Entries taken from a collection
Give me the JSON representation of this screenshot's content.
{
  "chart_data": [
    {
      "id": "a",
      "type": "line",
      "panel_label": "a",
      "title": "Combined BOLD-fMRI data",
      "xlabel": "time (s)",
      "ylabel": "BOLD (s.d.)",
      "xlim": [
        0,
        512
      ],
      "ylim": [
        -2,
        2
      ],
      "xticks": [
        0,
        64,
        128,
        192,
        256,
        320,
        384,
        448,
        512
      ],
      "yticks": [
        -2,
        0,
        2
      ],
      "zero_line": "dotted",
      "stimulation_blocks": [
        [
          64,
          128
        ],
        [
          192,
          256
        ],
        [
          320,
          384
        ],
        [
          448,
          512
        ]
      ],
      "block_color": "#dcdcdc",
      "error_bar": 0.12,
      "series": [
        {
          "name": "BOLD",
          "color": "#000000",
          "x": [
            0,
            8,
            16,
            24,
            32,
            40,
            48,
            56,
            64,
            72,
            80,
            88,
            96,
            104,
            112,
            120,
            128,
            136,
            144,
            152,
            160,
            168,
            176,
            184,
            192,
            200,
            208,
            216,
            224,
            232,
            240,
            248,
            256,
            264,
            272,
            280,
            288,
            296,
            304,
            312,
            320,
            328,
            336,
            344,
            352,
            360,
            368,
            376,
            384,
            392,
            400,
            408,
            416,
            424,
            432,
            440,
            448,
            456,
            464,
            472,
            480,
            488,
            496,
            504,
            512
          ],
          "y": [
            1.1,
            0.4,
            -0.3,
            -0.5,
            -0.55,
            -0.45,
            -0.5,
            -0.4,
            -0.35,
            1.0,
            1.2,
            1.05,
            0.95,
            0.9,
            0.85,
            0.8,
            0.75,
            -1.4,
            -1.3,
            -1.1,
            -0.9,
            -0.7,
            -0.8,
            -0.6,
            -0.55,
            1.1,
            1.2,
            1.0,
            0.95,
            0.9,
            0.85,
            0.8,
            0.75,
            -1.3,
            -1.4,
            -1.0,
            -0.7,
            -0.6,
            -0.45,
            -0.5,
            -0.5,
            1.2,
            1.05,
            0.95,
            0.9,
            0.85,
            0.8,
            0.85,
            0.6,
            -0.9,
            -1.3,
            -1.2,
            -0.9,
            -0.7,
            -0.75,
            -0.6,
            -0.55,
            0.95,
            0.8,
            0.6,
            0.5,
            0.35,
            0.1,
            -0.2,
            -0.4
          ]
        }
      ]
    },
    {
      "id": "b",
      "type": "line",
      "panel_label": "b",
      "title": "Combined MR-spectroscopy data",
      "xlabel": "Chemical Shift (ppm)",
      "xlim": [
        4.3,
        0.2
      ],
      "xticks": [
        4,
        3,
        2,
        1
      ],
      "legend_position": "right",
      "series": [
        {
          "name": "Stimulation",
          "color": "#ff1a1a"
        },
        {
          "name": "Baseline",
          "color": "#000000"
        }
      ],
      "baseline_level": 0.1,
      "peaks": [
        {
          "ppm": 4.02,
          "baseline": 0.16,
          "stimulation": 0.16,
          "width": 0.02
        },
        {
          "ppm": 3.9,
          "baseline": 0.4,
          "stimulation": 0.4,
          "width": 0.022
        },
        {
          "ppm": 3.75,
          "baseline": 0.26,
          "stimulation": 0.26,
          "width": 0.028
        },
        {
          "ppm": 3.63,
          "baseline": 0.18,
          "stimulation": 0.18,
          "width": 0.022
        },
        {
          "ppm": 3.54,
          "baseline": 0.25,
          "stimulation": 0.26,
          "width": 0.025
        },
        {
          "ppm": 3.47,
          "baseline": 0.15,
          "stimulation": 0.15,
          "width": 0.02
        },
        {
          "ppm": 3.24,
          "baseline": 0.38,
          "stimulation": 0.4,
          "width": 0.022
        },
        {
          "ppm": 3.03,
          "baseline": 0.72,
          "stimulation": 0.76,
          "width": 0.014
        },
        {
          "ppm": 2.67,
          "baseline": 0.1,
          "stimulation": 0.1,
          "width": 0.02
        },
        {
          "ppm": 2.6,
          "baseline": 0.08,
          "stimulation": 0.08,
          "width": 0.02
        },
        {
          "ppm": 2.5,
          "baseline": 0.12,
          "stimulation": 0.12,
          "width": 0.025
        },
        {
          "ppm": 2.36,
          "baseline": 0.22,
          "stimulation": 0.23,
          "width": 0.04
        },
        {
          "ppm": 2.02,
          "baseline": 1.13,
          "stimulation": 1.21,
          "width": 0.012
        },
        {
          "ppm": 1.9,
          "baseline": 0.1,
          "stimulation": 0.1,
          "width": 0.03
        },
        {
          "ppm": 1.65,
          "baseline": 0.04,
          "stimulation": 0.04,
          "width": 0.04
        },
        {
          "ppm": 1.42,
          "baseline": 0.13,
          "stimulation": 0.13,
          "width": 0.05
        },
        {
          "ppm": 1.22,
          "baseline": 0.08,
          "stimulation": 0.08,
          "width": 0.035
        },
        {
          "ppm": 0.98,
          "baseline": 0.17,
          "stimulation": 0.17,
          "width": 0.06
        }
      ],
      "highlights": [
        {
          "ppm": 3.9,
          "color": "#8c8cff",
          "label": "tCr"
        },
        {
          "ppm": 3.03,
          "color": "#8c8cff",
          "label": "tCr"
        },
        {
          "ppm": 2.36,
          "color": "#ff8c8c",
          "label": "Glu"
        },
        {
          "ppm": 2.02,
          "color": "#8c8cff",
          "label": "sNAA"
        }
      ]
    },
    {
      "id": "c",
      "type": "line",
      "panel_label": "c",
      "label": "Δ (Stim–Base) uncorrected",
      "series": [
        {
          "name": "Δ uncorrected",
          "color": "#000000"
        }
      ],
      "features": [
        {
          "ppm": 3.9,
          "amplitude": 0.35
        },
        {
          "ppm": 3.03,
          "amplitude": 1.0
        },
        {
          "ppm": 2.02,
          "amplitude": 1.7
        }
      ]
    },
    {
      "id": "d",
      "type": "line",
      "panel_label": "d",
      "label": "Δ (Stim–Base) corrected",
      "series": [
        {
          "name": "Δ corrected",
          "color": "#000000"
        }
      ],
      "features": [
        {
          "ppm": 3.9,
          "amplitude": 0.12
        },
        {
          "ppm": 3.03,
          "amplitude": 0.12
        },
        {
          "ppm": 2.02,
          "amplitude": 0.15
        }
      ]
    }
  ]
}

PROBLEM REQUIREMENTS: Write out every line exactly as it stands.

COMPLETE RESPONSE:
Give me the JSON representation of this screenshot's content.
{
  "chart_data": [
    {
      "id": "a",
      "type": "line",
      "panel_label": "a",
      "title": "Combined BOLD-fMRI data",
      "xlabel": "time (s)",
      "ylabel": "BOLD (s.d.)",
      "xlim": [
        0,
        512
      ],
      "ylim": [
        -2,
        2
      ],
      "xticks": [
        0,
        64,
        128,
        192,
        256,
        320,
        384,
        448,
        512
      ],
      "yticks": [
        -2,
        0,
        2
      ],
      "zero_line": "dotted",
      "stimulation_blocks": [
        [
          64,
          128
        ],
        [
          192,
          256
        ],
        [
          320,
          384
        ],
        [
          448,
          512
        ]
      ],
      "block_color": "#dcdcdc",
      "error_bar": 0.12,
      "series": [
        {
          "name": "BOLD",
          "color": "#000000",
          "x": [
            0,
            8,
            16,
            24,
            32,
            40,
            48,
            56,
            64,
            72,
            80,
            88,
            96,
            104,
            112,
            120,
            128,
            136,
            144,
            152,
            160,
            168,
            176,
            184,
            192,
            200,
            208,
            216,
            224,
            232,
            240,
            248,
            256,
            264,
            272,
            280,
            288,
            296,
            304,
            312,
            320,
            328,
            336,
            344,
            352,
            360,
            368,
            376,
            384,
            392,
            400,
            408,
            416,
            424,
            432,
            440,
            448,
            456,
            464,
            472,
            480,
            488,
            496,
            504,
            512
          ],
          "y": [
            1.1,
            0.4,
            -0.3,
            -0.5,
            -0.55,
            -0.45,
            -0.5,
            -0.4,
            -0.35,
            1.0,
            1.2,
            1.05,
            0.95,
            0.9,
            0.85,
            0.8,
            0.75,
            -1.4,
            -1.3,
            -1.1,
            -0.9,
            -0.7,
            -0.8,
            -0.6,
            -0.55,
            1.1,
            1.2,
            1.0,
            0.95,
            0.9,
            0.85,
            0.8,
            0.75,
            -1.3,
            -1.4,
            -1.0,
            -0.7,
            -0.6,
            -0.45,
            -0.5,
            -0.5,
            1.2,
            1.05,
            0.95,
            0.9,
            0.85,
            0.8,
            0.85,
            0.6,
            -0.9,
            -1.3,
            -1.2,
            -0.9,
            -0.7,
            -0.75,
            -0.6,
            -0.55,
            0.95,
            0.8,
            0.6,
            0.5,
            0.35,
            0.1,
            -0.2,
            -0.4
          ]
        }
      ]
    },
    {
      "id": "b",
      "type": "line",
      "panel_label": "b",
      "title": "Combined MR-spectroscopy data",
      "xlabel": "Chemical Shift (ppm)",
      "xlim": [
        4.3,
        0.2
      ],
      "xticks": [
        4,
        3,
        2,
        1
      ],
      "legend_position": "right",
      "series": [
        {
          "name": "Stimulation",
          "color": "#ff1a1a"
        },
        {
          "name": "Baseline",
          "color": "#000000"
        }
      ],
      "baseline_level": 0.1,
      "peaks": [
        {
          "ppm": 4.02,
          "baseline": 0.16,
          "stimulation": 0.16,
          "width": 0.02
        },
        {
          "ppm": 3.9,
          "baseline": 0.4,
          "stimulation": 0.4,
          "width": 0.022
        },
        {
          "ppm": 3.75,
          "baseline": 0.26,
          "stimulation": 0.26,
          "width": 0.028
        },
        {
          "ppm": 3.63,
          "baseline": 0.18,
          "stimulation": 0.18,
          "width": 0.022
        },
        {
          "ppm": 3.54,
          "baseline": 0.25,
          "stimulation": 0.26,
          "width": 0.025
        },
        {
          "ppm": 3.47,
          "baseline": 0.15,
          "stimulation": 0.15,
          "width": 0.02
        },
        {
          "ppm": 3.24,
          "baseline": 0.38,
          "stimulation": 0.4,
          "width": 0.022
        },
        {
          "ppm": 3.03,
          "baseline": 0.72,
          "stimulation": 0.76,
          "width": 0.014
        },
        {
          "ppm": 2.67,
          "baseline": 0.1,
          "stimulation": 0.1,
          "width": 0.02
        },
        {
          "ppm": 2.6,
          "baseline": 0.08,
          "stimulation": 0.08,
          "width": 0.02
        },
        {
          "ppm": 2.5,
          "baseline": 0.12,
          "stimulation": 0.12,
          "width": 0.025
        },
        {
          "ppm": 2.36,
          "baseline": 0.22,
          "stimulation": 0.23,
          "width": 0.04
        },
        {
          "ppm": 2.02,
          "baseline": 1.13,
          "stimulation": 1.21,
          "width": 0.012
        },
        {
          "ppm": 1.9,
          "baseline": 0.1,
          "stimulation": 0.1,
          "width": 0.03
        },
        {
          "ppm": 1.65,
          "baseline": 0.04,
          "stimulation": 0.04,
          "width": 0.04
        },
        {
          "ppm": 1.42,
          "baseline": 0.13,
          "stimulation": 0.13,
          "width": 0.05
        },
        {
          "ppm": 1.22,
          "baseline": 0.08,
          "stimulation": 0.08,
          "width": 0.035
        },
        {
          "ppm": 0.98,
          "baseline": 0.17,
          "stimulation": 0.17,
          "width": 0.06
        }
      ],
      "highlights": [
        {
          "ppm": 3.9,
          "color": "#8c8cff",
          "label": "tCr"
        },
        {
          "ppm": 3.03,
          "color": "#8c8cff",
          "label": "tCr"
        },
        {
          "ppm": 2.36,
          "color": "#ff8c8c",
          "label": "Glu"
        },
        {
          "ppm": 2.02,
          "color": "#8c8cff",
          "label": "sNAA"
        }
      ]
    },
    {
      "id": "c",
      "type": "line",
      "panel_label": "c",
      "label": "Δ (Stim–Base) uncorrected",
      "series": [
        {
          "name": "Δ uncorrected",
          "color": "#000000"
        }
      ],
      "features": [
        {
          "ppm": 3.9,
          "amplitude": 0.35
        },
        {
          "ppm": 3.03,
          "amplitude": 1.0
        },
        {
          "ppm": 2.02,
          "amplitude": 1.7
        }
      ]
    },
    {
      "id": "d",
      "type": "line",
      "panel_label": "d",
      "label": "Δ (Stim–Base) corrected",
      "series": [
        {
          "name": "Δ corrected",
          "color": "#000000"
        }
      ],
      "features": [
        {
          "ppm": 3.9,
          "amplitude": 0.12
        },
        {
          "ppm": 3.03,
          "amplitude": 0.12
        },
        {
          "ppm": 2.02,
          "amplitude": 0.15
        }
      ]
    }
  ]
}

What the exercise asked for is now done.